### Working data
━━━━━━━━━━━━━━━━━━━━

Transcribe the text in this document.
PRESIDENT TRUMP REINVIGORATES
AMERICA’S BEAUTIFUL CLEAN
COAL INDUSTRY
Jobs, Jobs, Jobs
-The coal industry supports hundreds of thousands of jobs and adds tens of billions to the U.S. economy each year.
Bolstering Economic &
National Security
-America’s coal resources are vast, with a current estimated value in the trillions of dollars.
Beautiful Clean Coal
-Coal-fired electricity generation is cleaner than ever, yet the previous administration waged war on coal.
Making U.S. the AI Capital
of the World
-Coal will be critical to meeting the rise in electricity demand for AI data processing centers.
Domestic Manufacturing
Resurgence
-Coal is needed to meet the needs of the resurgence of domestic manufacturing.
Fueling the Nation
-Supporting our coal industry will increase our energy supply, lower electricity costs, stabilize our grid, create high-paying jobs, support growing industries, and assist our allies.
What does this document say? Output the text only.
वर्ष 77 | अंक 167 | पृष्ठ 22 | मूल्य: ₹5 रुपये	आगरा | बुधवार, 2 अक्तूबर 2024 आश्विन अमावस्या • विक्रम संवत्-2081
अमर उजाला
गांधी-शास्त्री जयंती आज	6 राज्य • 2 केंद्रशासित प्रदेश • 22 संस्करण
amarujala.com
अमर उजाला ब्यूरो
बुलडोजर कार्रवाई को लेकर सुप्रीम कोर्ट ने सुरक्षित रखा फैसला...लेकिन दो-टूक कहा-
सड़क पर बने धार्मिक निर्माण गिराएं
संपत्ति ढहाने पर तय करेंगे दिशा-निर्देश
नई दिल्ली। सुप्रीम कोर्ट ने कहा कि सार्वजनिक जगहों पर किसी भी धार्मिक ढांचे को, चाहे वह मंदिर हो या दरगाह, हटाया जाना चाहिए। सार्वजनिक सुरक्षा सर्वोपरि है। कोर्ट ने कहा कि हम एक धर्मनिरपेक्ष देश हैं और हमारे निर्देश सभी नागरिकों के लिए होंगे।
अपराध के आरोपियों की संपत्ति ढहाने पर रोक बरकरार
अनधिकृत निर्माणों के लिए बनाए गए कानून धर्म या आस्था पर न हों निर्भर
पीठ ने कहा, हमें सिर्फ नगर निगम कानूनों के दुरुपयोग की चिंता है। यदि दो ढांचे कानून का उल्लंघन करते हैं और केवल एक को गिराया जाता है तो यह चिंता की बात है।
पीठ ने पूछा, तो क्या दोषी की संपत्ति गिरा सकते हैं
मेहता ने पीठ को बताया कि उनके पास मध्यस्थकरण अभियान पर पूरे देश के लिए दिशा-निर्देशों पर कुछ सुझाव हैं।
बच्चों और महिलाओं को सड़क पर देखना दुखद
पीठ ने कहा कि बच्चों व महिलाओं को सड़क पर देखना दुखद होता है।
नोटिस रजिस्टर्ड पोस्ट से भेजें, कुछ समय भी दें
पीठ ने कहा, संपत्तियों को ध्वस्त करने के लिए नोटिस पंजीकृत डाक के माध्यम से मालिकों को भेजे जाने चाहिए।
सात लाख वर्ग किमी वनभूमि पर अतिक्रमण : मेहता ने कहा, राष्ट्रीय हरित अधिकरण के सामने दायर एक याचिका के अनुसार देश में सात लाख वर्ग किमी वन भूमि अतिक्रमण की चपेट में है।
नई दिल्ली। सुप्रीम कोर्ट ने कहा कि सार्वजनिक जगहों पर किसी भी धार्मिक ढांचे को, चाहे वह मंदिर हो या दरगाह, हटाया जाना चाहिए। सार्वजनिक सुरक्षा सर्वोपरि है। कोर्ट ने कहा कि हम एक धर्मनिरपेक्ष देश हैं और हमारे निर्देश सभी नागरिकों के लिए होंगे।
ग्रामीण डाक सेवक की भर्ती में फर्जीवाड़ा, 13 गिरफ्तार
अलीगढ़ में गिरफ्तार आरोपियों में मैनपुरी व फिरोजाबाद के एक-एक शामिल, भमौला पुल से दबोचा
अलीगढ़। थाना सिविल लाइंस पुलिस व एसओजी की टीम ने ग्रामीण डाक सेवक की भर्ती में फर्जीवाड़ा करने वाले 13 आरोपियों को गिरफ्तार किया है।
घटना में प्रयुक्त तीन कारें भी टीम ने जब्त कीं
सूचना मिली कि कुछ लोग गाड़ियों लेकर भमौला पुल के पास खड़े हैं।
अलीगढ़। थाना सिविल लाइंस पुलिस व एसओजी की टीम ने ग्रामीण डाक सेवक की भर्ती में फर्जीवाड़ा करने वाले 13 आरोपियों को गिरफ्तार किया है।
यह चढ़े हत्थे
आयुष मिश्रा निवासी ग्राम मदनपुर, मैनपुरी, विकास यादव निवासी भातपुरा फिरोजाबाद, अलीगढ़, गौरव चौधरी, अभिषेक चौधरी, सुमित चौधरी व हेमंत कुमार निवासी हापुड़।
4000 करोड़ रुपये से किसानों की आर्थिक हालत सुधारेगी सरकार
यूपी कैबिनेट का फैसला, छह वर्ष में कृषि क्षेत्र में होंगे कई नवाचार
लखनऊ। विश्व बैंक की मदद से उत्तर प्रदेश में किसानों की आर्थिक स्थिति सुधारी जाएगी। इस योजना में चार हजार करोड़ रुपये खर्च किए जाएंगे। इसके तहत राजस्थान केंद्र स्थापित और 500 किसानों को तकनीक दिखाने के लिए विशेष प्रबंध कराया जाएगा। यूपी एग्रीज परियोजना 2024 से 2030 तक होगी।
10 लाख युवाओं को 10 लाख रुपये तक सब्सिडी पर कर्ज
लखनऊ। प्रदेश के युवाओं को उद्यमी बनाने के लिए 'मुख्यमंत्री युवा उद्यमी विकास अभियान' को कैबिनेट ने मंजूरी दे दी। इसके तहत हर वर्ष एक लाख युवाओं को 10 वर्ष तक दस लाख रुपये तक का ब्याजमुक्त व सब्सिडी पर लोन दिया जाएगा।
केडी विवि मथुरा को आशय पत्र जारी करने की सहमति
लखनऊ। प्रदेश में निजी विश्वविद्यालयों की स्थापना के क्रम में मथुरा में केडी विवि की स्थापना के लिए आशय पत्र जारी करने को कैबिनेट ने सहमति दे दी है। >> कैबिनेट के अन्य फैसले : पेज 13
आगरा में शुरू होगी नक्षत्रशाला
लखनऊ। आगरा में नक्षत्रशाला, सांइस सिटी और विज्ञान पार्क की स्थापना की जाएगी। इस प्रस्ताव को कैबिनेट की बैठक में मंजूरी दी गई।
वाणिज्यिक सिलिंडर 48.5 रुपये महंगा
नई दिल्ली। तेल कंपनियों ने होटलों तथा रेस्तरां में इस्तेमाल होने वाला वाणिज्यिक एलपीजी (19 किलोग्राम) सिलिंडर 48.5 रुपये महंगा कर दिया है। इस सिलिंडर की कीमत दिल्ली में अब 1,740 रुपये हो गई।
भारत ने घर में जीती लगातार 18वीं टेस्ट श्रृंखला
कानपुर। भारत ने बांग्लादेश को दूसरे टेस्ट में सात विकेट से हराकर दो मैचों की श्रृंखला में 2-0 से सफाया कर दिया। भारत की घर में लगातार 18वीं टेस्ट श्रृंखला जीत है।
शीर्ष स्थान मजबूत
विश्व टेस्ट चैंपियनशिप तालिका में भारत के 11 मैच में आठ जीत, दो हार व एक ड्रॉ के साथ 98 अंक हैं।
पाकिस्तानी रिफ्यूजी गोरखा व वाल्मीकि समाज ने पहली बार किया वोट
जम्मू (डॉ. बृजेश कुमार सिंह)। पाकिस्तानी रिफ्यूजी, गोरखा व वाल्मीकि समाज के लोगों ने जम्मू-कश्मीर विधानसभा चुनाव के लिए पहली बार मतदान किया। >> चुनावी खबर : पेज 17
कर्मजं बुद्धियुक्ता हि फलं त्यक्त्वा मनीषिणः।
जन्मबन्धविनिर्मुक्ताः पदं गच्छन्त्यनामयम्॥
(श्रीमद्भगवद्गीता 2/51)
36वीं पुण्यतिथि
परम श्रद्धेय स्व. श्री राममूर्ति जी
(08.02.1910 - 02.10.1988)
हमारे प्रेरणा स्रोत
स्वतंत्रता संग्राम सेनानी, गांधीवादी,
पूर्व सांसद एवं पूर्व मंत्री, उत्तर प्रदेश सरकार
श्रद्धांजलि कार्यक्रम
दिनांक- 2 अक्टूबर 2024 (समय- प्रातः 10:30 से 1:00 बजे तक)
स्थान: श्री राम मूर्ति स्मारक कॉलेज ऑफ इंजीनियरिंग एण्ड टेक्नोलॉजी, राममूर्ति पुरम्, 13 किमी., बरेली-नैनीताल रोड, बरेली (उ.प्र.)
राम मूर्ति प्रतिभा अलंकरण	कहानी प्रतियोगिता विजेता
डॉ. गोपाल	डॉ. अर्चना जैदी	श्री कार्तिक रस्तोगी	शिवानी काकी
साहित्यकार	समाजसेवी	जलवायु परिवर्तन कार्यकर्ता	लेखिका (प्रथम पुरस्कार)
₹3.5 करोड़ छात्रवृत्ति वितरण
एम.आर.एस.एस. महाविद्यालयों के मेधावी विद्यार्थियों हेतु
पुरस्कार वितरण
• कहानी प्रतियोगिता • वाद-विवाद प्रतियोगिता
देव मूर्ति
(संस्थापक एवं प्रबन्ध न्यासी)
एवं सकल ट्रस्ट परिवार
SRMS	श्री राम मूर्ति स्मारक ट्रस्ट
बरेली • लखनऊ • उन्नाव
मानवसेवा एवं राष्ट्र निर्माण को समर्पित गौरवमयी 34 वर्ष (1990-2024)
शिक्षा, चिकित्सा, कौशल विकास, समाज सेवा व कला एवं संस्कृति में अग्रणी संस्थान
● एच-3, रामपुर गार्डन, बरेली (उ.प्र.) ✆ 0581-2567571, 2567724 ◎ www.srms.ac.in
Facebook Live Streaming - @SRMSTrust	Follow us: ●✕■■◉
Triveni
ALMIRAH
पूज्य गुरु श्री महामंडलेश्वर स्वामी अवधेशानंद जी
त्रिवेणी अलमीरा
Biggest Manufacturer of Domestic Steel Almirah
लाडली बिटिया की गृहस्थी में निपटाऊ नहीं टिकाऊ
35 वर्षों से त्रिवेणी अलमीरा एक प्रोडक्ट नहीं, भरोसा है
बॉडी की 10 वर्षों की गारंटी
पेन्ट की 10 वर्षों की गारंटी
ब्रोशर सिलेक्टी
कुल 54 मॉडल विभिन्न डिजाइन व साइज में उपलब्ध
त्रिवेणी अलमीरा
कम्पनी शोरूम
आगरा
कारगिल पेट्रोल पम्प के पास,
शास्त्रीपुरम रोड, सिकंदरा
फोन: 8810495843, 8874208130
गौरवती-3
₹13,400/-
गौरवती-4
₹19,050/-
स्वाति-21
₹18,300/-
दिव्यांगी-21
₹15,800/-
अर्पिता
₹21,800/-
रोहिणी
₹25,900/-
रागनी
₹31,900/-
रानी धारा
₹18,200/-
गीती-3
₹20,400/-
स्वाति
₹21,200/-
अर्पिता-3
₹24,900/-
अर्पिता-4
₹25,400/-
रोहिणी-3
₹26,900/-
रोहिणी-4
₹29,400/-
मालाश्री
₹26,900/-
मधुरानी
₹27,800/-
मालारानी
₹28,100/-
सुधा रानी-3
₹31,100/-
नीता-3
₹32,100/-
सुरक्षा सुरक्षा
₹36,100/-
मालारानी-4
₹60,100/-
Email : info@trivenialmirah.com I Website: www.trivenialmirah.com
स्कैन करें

━━━━━━━━━━━━━━━━━━━━

### Work required
Check each line above for "text" and return the ones that have it.

### Result for this task
Transcribe the text in this document.
What does this document say? Output the text only.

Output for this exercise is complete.